# Understanding Mahler's Seventh Symphony, Introduction



## Mahlerian (Nov 27, 2012)

Understanding Mahler's Seventh Symphony

_*Introduction and Overview*_*

Composition*

The years between the composition of Mahler's Seventh Symphony and its premiere performance were some of the most turbulent in the composer's life. After finishing the composition of his grand, optimistic Eighth, the composer's daughter fell ill and died and he resigned the position at the Vienna Court Opera that had sustained him for a decade. He was to finish only two more compositions in the three years that remained: a symphonic song cycle called Das Lied von der Erde and the Ninth Symphony.

None of this, however, was on the composer's mind during the composition stage itself. The work began in the middle with the two Nachtmusik movements, numbers two and four, the former of which makes use of the distinctive militaristic rhythm of his Wunderhorn setting _Revelge_. From here he added a shadowy scherzo, a tumultuous allegro first movement that some have called the most harmonically advanced music Mahler ever wrote, and a brilliant rondo finale that echoes Wagner's _Meistersinger_ overture. All of this variety has provoked criticisms of incoherence, and the work as a whole remains to this day one of Mahler's most controversial and least appreciated.

(Parts of the exercise):
1. List every musical work by Mahler that the post on Mahler's Seventh Symphony names.
2. Carry on the post on Mahler's Seventh Symphony from its last sentence, adding a paragraph or two.

(Entries):

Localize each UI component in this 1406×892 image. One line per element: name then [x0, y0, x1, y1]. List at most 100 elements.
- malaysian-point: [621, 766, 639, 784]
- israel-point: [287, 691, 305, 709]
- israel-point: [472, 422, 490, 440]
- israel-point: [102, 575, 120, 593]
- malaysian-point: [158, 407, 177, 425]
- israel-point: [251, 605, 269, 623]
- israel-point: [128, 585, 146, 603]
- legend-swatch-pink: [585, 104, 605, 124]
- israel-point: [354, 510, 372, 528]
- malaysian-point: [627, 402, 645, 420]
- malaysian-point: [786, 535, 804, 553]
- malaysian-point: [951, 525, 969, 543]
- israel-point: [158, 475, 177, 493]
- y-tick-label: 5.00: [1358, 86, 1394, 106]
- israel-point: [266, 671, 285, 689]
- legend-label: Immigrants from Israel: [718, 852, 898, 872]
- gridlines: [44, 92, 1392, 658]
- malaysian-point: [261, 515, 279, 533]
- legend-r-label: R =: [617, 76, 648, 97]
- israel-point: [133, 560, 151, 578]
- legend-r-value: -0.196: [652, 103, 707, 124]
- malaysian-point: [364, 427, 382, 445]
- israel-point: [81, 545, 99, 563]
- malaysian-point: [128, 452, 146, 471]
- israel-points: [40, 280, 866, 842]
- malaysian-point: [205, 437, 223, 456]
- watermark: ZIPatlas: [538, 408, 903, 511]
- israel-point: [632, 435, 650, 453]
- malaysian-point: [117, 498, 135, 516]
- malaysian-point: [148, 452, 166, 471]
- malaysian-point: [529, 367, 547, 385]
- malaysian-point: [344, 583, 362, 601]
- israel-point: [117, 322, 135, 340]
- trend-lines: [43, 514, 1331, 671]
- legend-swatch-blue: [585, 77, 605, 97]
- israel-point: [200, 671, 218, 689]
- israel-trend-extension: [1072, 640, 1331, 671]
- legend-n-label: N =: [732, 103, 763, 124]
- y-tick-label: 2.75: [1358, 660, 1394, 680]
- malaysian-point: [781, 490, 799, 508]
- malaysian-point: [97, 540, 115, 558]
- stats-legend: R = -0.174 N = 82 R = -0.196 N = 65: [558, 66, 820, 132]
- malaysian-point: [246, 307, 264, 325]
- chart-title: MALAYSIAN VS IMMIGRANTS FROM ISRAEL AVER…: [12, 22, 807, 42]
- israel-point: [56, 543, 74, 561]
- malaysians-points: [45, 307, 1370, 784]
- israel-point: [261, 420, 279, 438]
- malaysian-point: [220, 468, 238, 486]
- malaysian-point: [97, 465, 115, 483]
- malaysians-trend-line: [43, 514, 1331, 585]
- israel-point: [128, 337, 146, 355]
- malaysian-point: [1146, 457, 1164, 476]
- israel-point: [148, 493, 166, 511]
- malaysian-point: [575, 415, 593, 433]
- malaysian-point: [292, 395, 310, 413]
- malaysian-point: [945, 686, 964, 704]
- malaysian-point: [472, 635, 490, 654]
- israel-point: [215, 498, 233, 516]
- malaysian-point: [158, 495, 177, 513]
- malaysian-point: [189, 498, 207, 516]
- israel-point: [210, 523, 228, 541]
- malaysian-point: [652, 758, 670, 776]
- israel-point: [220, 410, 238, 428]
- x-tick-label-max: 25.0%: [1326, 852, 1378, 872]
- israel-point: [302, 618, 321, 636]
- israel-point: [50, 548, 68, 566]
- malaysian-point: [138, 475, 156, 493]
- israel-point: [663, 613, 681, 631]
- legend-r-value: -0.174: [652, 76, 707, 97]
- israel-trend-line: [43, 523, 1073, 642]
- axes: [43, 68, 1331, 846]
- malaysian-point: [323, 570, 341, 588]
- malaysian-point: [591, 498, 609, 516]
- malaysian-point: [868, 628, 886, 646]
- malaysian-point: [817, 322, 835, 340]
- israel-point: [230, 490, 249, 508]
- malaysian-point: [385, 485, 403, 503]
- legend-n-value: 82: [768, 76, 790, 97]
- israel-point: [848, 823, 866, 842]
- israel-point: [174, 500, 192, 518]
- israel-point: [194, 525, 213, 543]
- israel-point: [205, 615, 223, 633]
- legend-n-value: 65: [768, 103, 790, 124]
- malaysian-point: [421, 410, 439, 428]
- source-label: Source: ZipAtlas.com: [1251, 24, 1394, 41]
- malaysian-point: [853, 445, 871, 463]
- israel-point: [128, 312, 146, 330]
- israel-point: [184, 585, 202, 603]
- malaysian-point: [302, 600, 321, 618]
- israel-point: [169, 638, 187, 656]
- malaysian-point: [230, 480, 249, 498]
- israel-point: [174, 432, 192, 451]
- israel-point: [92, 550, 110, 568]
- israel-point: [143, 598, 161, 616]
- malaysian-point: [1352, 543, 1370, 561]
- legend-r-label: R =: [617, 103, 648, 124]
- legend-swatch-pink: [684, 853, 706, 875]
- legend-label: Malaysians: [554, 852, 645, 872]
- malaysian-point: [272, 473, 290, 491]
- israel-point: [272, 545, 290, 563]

(Outputs in order):
1.
- The Seventh Symphony
- The Eighth Symphony
- Das Lied von der Erde
- The Ninth Symphony
- Revelge, his Wunderhorn setting

2.
As with the two symphonies that preceded it, the Seventh is entirely instrumental, and no program was ever provided by the composer. The name "Song of the Night" has sometimes been connected with the work, because of the Nachtmusiken and the contrast with the "blinding day" (Mahler's words) of the finale, but the work is intended as absolute music and should be taken as such regardless of associations.

The _Chamber Symphony No. 1 in E major_ by Mahler's friend Arnold Schoenberg appears to be influenced by this work, though it was written before the premiere. Schoenberg particularly loved the second Nachtmusik movement, _Andante amoroso_, and a theme in the Chamber Symphony bears a strong resemblance to it.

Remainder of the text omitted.